**** Exercise data

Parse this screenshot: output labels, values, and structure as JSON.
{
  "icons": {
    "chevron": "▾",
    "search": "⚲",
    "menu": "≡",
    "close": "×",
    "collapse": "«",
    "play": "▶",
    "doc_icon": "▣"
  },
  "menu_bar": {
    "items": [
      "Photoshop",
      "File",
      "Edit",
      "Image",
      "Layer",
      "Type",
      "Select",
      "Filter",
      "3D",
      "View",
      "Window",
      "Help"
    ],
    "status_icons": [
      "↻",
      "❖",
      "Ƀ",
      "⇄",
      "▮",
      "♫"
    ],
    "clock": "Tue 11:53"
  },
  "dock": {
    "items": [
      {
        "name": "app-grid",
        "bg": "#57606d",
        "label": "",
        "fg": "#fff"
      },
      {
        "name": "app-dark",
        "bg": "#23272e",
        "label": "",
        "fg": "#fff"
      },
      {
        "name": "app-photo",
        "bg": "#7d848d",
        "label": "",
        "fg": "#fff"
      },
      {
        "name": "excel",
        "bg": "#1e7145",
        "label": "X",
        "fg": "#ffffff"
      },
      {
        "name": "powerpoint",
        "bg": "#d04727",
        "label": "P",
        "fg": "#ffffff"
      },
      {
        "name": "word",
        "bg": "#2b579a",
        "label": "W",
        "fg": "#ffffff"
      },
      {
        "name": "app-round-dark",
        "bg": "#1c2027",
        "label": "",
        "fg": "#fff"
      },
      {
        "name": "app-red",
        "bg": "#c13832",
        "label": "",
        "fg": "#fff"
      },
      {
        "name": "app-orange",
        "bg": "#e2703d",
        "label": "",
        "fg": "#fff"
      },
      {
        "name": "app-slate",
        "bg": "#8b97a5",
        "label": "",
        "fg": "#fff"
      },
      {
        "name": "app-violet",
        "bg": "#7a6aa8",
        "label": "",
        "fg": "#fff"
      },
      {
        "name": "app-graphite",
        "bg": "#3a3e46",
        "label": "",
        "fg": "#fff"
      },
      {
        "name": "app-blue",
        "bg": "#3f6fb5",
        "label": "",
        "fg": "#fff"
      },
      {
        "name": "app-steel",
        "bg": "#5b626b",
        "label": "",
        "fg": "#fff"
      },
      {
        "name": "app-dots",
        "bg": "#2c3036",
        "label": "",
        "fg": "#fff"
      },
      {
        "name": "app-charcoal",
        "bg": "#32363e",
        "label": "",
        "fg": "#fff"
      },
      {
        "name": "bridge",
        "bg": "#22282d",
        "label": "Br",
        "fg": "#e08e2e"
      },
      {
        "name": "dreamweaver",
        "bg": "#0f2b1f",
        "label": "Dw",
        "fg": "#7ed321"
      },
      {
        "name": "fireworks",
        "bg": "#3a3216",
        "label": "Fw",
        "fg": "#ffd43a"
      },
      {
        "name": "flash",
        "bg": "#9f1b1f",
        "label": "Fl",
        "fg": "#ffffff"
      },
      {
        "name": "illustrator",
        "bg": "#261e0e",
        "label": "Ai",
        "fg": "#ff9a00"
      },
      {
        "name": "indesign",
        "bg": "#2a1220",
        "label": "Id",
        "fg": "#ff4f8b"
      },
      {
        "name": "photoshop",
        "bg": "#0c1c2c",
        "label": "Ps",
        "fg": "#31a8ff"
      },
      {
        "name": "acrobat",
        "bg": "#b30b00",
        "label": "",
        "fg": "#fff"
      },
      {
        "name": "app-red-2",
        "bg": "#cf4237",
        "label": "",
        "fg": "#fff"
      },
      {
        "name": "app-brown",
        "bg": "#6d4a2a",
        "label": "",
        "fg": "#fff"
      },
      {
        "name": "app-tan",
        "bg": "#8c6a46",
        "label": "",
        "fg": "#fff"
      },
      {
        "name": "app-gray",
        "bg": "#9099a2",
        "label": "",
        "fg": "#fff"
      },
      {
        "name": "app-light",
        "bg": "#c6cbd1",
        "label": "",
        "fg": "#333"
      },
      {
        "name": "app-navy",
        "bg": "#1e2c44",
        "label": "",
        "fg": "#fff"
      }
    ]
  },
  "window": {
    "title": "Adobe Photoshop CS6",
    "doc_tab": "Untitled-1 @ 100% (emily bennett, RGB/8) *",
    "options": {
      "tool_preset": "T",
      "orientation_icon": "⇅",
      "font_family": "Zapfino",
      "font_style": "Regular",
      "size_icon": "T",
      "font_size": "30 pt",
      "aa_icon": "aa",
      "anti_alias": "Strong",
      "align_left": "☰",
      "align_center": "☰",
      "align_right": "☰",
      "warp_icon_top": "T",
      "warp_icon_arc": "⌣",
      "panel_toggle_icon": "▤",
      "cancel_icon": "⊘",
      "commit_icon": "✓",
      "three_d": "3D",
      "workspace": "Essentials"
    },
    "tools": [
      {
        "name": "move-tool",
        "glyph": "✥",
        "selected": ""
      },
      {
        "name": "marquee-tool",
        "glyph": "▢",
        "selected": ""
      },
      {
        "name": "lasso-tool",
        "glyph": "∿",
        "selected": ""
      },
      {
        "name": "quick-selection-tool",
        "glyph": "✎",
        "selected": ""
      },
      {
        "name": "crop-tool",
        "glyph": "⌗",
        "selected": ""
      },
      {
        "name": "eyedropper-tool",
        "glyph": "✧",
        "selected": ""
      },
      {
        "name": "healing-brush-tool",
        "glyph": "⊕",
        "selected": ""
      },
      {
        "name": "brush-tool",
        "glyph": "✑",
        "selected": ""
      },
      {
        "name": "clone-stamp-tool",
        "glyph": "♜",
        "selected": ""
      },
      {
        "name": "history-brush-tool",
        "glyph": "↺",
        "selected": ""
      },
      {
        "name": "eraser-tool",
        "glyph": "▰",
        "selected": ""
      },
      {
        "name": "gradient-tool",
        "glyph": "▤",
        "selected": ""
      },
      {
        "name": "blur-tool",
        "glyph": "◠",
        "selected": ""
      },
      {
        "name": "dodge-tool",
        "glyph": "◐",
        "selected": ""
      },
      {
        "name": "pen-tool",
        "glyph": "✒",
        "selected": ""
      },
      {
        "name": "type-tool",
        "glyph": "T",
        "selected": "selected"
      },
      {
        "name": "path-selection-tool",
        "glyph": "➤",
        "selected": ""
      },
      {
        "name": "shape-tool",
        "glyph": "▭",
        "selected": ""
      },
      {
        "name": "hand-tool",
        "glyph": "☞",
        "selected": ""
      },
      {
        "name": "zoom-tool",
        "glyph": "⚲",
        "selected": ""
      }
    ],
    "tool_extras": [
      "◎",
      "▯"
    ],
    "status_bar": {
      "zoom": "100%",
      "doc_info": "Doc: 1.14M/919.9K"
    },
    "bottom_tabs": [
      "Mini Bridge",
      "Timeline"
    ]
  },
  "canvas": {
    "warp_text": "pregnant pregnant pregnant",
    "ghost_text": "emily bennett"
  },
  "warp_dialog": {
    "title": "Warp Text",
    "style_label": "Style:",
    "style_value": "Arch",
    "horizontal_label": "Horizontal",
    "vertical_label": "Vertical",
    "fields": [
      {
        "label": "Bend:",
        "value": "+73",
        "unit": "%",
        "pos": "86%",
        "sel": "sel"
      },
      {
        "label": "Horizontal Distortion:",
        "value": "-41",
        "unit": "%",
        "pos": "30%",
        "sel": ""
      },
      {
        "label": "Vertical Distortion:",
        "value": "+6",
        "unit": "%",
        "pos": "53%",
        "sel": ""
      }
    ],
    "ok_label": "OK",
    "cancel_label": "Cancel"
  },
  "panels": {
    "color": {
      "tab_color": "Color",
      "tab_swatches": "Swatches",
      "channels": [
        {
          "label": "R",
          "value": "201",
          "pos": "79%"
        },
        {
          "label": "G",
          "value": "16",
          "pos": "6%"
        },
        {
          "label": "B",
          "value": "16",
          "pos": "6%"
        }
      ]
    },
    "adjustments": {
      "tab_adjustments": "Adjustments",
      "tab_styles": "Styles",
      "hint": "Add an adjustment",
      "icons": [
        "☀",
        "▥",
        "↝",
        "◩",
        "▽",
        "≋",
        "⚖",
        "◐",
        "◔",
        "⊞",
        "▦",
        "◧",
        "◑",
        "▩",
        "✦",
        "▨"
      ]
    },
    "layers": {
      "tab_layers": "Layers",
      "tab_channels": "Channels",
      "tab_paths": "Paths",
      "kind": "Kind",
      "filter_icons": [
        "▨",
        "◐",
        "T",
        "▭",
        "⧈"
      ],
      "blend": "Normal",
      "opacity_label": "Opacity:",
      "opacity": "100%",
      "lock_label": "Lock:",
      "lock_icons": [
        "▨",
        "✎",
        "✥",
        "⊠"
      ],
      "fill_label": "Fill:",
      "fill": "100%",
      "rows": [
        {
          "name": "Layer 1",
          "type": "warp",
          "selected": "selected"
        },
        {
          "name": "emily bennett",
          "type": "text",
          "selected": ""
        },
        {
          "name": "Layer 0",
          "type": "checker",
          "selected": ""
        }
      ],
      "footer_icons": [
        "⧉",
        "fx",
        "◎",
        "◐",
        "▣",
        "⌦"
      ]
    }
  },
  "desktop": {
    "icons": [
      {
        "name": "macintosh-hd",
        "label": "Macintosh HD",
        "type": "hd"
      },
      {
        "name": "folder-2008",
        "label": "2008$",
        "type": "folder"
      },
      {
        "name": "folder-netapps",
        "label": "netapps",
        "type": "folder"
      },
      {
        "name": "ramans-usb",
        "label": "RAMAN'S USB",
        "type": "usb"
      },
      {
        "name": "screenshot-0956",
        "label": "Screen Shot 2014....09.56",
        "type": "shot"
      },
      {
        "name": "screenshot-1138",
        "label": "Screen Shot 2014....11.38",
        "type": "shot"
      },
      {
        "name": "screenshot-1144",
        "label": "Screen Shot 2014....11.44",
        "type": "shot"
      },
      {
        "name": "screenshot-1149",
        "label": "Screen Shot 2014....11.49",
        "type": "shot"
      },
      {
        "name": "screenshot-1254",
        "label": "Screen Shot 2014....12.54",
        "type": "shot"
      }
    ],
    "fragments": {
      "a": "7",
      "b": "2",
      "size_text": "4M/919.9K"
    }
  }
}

********

(What to do) In the entries above, identify each line that includes the string "folder", then copy it.

(Reply)
        "name": "folder-2008",
        "type": "folder"
        "name": "folder-netapps",
        "type": "folder"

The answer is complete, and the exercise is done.